━━━ PROVIDED RECORDS

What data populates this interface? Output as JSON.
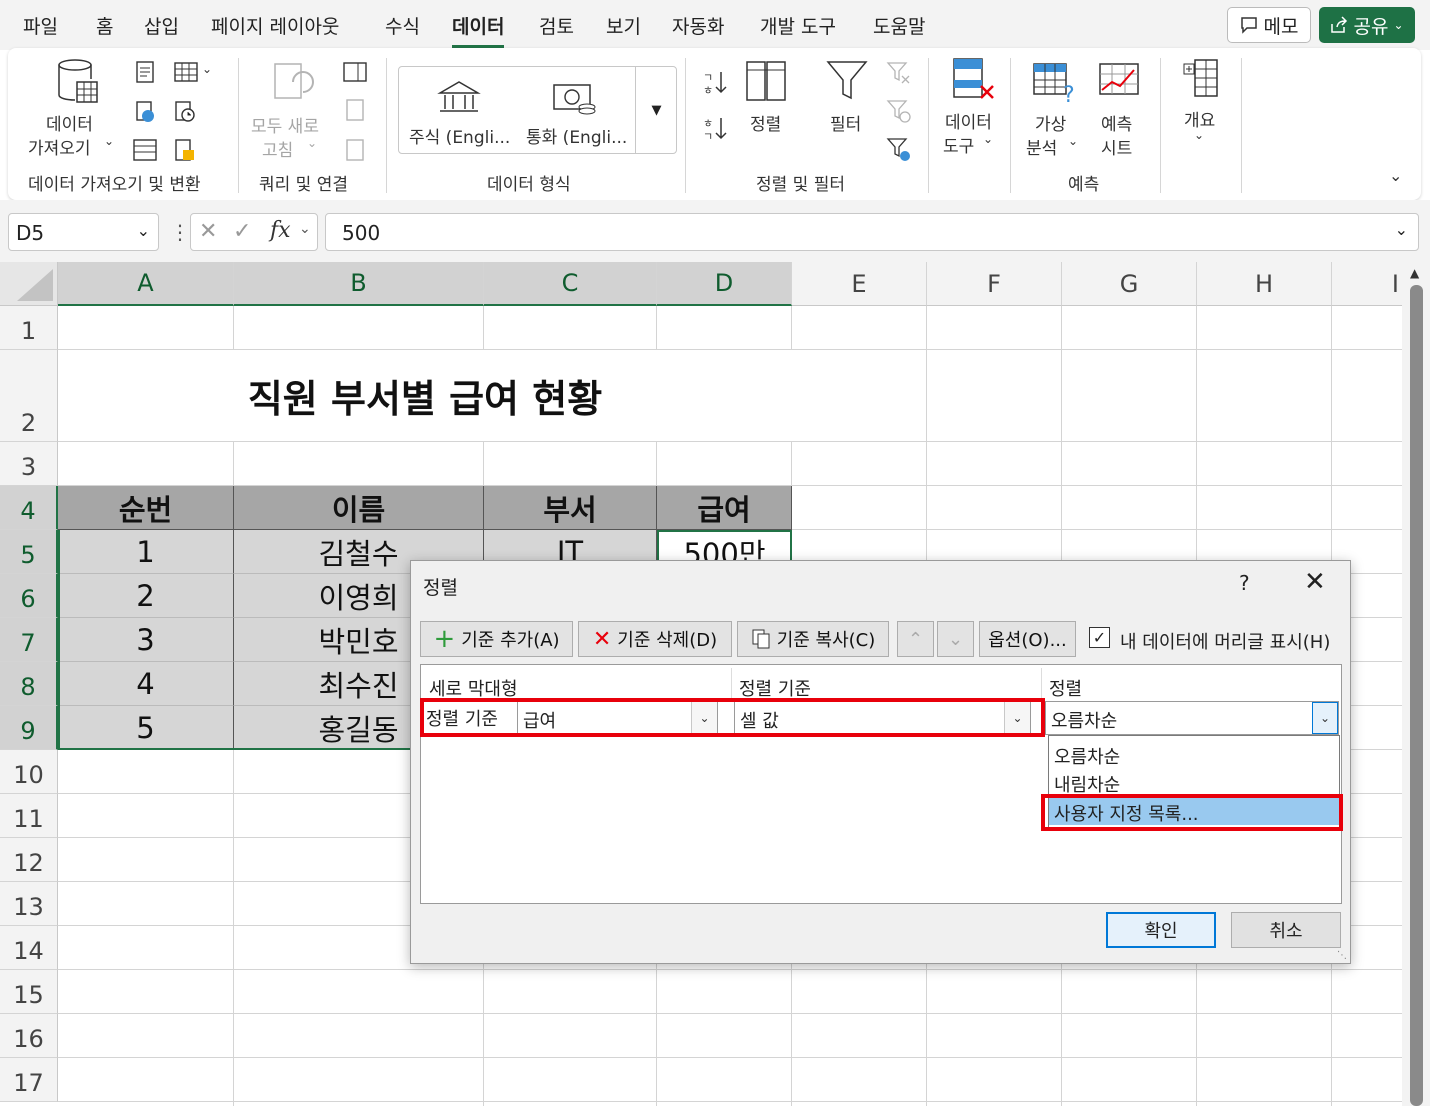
{
  "menu": {
    "tabs": [
      "파일",
      "홈",
      "삽입",
      "페이지 레이아웃",
      "수식",
      "데이터",
      "검토",
      "보기",
      "자동화",
      "개발 도구",
      "도움말"
    ],
    "active_index": 5,
    "memo_label": "메모",
    "share_label": "공유"
  },
  "ribbon": {
    "get_data_line1": "데이터",
    "get_data_line2": "가져오기",
    "group_get_transform": "데이터 가져오기 및 변환",
    "refresh_all_line1": "모두 새로",
    "refresh_all_line2": "고침",
    "group_queries": "쿼리 및 연결",
    "stocks_label": "주식 (Engli...",
    "currency_label": "통화 (Engli...",
    "group_data_types": "데이터 형식",
    "sort_label": "정렬",
    "filter_label": "필터",
    "group_sort_filter": "정렬 및 필터",
    "data_tools_line1": "데이터",
    "data_tools_line2": "도구",
    "what_if_line1": "가상",
    "what_if_line2": "분석",
    "forecast_sheet_line1": "예측",
    "forecast_sheet_line2": "시트",
    "group_forecast": "예측",
    "outline_label": "개요"
  },
  "formula_bar": {
    "name_box": "D5",
    "formula": "500"
  },
  "sheet": {
    "columns": [
      "A",
      "B",
      "C",
      "D",
      "E",
      "F",
      "G",
      "H",
      "I"
    ],
    "rows": [
      "1",
      "2",
      "3",
      "4",
      "5",
      "6",
      "7",
      "8",
      "9",
      "10",
      "11",
      "12",
      "13",
      "14",
      "15",
      "16",
      "17"
    ],
    "title": "직원 부서별 급여 현황",
    "table_headers": [
      "순번",
      "이름",
      "부서",
      "급여"
    ],
    "table_rows": [
      [
        "1",
        "김철수",
        "IT",
        "500만"
      ],
      [
        "2",
        "이영희",
        "",
        ""
      ],
      [
        "3",
        "박민호",
        "",
        ""
      ],
      [
        "4",
        "최수진",
        "",
        ""
      ],
      [
        "5",
        "홍길동",
        "",
        ""
      ]
    ]
  },
  "dialog": {
    "title": "정렬",
    "help": "?",
    "add_level": "기준 추가(A)",
    "delete_level": "기준 삭제(D)",
    "copy_level": "기준 복사(C)",
    "options": "옵션(O)...",
    "headers_checkbox": "내 데이터에 머리글 표시(H)",
    "headers_checked": true,
    "column_header": "세로 막대형",
    "sort_on_header": "정렬 기준",
    "order_header": "정렬",
    "level_label": "정렬 기준",
    "column_value": "급여",
    "sort_on_value": "셀 값",
    "order_value": "오름차순",
    "order_options": [
      "오름차순",
      "내림차순",
      "사용자 지정 목록..."
    ],
    "highlighted_option_index": 2,
    "ok": "확인",
    "cancel": "취소"
  },
  "colors": {
    "accent_green": "#217346",
    "highlight_red": "#e8000b",
    "selection_blue": "#99c9ef",
    "table_header_gray": "#a6a6a6",
    "table_body_gray": "#d6d6d6"
  }
}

━━━━━━

(WHAT YOU ARE ASKED TO DO): Word for word, quote the lines above. Omit the pictures.

(RESPONSE FOR THIS EXERCISE):
What data populates this interface? Output as JSON.
{
  "menu": {
    "tabs": [
      "파일",
      "홈",
      "삽입",
      "페이지 레이아웃",
      "수식",
      "데이터",
      "검토",
      "보기",
      "자동화",
      "개발 도구",
      "도움말"
    ],
    "active_index": 5,
    "memo_label": "메모",
    "share_label": "공유"
  },
  "ribbon": {
    "get_data_line1": "데이터",
    "get_data_line2": "가져오기",
    "group_get_transform": "데이터 가져오기 및 변환",
    "refresh_all_line1": "모두 새로",
    "refresh_all_line2": "고침",
    "group_queries": "쿼리 및 연결",
    "stocks_label": "주식 (Engli...",
    "currency_label": "통화 (Engli...",
    "group_data_types": "데이터 형식",
    "sort_label": "정렬",
    "filter_label": "필터",
    "group_sort_filter": "정렬 및 필터",
    "data_tools_line1": "데이터",
    "data_tools_line2": "도구",
    "what_if_line1": "가상",
    "what_if_line2": "분석",
    "forecast_sheet_line1": "예측",
    "forecast_sheet_line2": "시트",
    "group_forecast": "예측",
    "outline_label": "개요"
  },
  "formula_bar": {
    "name_box": "D5",
    "formula": "500"
  },
  "sheet": {
    "columns": [
      "A",
      "B",
      "C",
      "D",
      "E",
      "F",
      "G",
      "H",
      "I"
    ],
    "rows": [
      "1",
      "2",
      "3",
      "4",
      "5",
      "6",
      "7",
      "8",
      "9",
      "10",
      "11",
      "12",
      "13",
      "14",
      "15",
      "16",
      "17"
    ],
    "title": "직원 부서별 급여 현황",
    "table_headers": [
      "순번",
      "이름",
      "부서",
      "급여"
    ],
    "table_rows": [
      [
        "1",
        "김철수",
        "IT",
        "500만"
      ],
      [
        "2",
        "이영희",
        "",
        ""
      ],
      [
        "3",
        "박민호",
        "",
        ""
      ],
      [
        "4",
        "최수진",
        "",
        ""
      ],
      [
        "5",
        "홍길동",
        "",
        ""
      ]
    ]
  },
  "dialog": {
    "title": "정렬",
    "help": "?",
    "add_level": "기준 추가(A)",
    "delete_level": "기준 삭제(D)",
    "copy_level": "기준 복사(C)",
    "options": "옵션(O)...",
    "headers_checkbox": "내 데이터에 머리글 표시(H)",
    "headers_checked": true,
    "column_header": "세로 막대형",
    "sort_on_header": "정렬 기준",
    "order_header": "정렬",
    "level_label": "정렬 기준",
    "column_value": "급여",
    "sort_on_value": "셀 값",
    "order_value": "오름차순",
    "order_options": [
      "오름차순",
      "내림차순",
      "사용자 지정 목록..."
    ],
    "highlighted_option_index": 2,
    "ok": "확인",
    "cancel": "취소"
  },
  "colors": {
    "accent_green": "#217346",
    "highlight_red": "#e8000b",
    "selection_blue": "#99c9ef",
    "table_header_gray": "#a6a6a6",
    "table_body_gray": "#d6d6d6"
  }
}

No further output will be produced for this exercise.